## DIRECTIONS
Copy out every line that contains the word "name".

>>>

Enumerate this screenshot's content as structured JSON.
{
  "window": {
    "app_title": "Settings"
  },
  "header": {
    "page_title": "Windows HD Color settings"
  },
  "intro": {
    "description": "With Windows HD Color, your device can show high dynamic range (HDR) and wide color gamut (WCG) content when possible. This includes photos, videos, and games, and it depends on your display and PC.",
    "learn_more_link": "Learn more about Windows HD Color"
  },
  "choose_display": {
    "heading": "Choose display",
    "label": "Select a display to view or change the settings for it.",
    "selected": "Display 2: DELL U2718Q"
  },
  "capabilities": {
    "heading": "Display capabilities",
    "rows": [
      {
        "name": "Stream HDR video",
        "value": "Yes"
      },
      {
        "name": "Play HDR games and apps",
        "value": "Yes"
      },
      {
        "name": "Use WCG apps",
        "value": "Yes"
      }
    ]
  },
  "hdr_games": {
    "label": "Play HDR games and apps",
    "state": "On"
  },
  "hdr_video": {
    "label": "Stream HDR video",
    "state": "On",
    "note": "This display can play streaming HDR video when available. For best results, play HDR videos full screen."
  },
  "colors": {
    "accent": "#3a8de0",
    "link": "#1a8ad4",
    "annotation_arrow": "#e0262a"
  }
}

<<<

## WORKED ANSWER
        "name": "Stream HDR video",
        "name": "Play HDR games and apps",
        "name": "Use WCG apps",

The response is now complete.